**SHORT PROBLEM**
Output every record below exactly as it appears.

(Entries taken from a collection)
* * *
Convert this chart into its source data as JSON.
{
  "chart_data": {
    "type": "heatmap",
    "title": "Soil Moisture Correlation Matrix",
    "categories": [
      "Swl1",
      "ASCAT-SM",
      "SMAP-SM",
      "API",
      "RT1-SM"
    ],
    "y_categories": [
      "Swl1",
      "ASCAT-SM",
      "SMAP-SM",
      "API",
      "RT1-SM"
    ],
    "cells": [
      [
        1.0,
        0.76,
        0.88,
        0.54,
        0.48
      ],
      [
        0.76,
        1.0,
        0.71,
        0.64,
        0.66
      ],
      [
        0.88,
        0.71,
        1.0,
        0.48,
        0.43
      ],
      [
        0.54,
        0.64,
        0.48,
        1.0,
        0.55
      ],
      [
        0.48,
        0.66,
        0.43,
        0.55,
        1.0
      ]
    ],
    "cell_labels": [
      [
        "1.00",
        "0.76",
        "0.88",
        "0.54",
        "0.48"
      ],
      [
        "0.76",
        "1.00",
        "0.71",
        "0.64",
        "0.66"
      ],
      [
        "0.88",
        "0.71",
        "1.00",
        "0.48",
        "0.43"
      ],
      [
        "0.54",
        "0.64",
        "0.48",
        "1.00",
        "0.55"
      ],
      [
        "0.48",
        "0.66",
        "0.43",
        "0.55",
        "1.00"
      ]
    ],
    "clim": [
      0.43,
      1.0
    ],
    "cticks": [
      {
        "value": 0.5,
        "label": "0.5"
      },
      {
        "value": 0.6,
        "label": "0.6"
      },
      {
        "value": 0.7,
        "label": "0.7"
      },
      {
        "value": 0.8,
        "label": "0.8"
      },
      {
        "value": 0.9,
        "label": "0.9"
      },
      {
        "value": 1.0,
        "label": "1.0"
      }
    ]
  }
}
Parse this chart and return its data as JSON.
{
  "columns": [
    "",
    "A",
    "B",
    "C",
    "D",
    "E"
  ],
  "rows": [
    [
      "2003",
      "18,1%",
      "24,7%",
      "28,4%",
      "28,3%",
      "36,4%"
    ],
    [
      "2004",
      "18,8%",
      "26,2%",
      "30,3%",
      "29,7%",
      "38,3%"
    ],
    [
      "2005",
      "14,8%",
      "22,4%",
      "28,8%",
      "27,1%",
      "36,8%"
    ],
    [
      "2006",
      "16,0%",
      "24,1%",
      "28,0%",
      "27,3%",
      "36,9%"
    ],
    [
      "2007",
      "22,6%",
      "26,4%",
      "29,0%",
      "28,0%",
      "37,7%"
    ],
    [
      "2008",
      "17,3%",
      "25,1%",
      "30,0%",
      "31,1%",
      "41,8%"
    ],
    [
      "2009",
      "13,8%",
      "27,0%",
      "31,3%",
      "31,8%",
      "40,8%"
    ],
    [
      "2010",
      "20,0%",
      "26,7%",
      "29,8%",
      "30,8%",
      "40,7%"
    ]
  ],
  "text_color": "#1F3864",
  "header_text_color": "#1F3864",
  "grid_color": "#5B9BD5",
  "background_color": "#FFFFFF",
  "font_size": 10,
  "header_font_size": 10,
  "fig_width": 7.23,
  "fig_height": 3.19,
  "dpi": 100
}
* * *
**SOLUTION**
Convert this chart into its source data as JSON.
{
  "chart_data": {
    "type": "heatmap",
    "title": "Soil Moisture Correlation Matrix",
    "categories": [
      "Swl1",
      "ASCAT-SM",
      "SMAP-SM",
      "API",
      "RT1-SM"
    ],
    "y_categories": [
      "Swl1",
      "ASCAT-SM",
      "SMAP-SM",
      "API",
      "RT1-SM"
    ],
    "cells": [
      [
        1.0,
        0.76,
        0.88,
        0.54,
        0.48
      ],
      [
        0.76,
        1.0,
        0.71,
        0.64,
        0.66
      ],
      [
        0.88,
        0.71,
        1.0,
        0.48,
        0.43
      ],
      [
        0.54,
        0.64,
        0.48,
        1.0,
        0.55
      ],
      [
        0.48,
        0.66,
        0.43,
        0.55,
        1.0
      ]
    ],
    "cell_labels": [
      [
        "1.00",
        "0.76",
        "0.88",
        "0.54",
        "0.48"
      ],
      [
        "0.76",
        "1.00",
        "0.71",
        "0.64",
        "0.66"
      ],
      [
        "0.88",
        "0.71",
        "1.00",
        "0.48",
        "0.43"
      ],
      [
        "0.54",
        "0.64",
        "0.48",
        "1.00",
        "0.55"
      ],
      [
        "0.48",
        "0.66",
        "0.43",
        "0.55",
        "1.00"
      ]
    ],
    "clim": [
      0.43,
      1.0
    ],
    "cticks": [
      {
        "value": 0.5,
        "label": "0.5"
      },
      {
        "value": 0.6,
        "label": "0.6"
      },
      {
        "value": 0.7,
        "label": "0.7"
      },
      {
        "value": 0.8,
        "label": "0.8"
      },
      {
        "value": 0.9,
        "label": "0.9"
      },
      {
        "value": 1.0,
        "label": "1.0"
      }
    ]
  }
}
Parse this chart and return its data as JSON.
{
  "columns": [
    "",
    "A",
    "B",
    "C",
    "D",
    "E"
  ],
  "rows": [
    [
      "2003",
      "18,1%",
      "24,7%",
      "28,4%",
      "28,3%",
      "36,4%"
    ],
    [
      "2004",
      "18,8%",
      "26,2%",
      "30,3%",
      "29,7%",
      "38,3%"
    ],
    [
      "2005",
      "14,8%",
      "22,4%",
      "28,8%",
      "27,1%",
      "36,8%"
    ],
    [
      "2006",
      "16,0%",
      "24,1%",
      "28,0%",
      "27,3%",
      "36,9%"
    ],
    [
      "2007",
      "22,6%",
      "26,4%",
      "29,0%",
      "28,0%",
      "37,7%"
    ],
    [
      "2008",
      "17,3%",
      "25,1%",
      "30,0%",
      "31,1%",
      "41,8%"
    ],
    [
      "2009",
      "13,8%",
      "27,0%",
      "31,3%",
      "31,8%",
      "40,8%"
    ],
    [
      "2010",
      "20,0%",
      "26,7%",
      "29,8%",
      "30,8%",
      "40,7%"
    ]
  ],
  "text_color": "#1F3864",
  "header_text_color": "#1F3864",
  "grid_color": "#5B9BD5",
  "background_color": "#FFFFFF",
  "font_size": 10,
  "header_font_size": 10,
  "fig_width": 7.23,
  "fig_height": 3.19,
  "dpi": 100
}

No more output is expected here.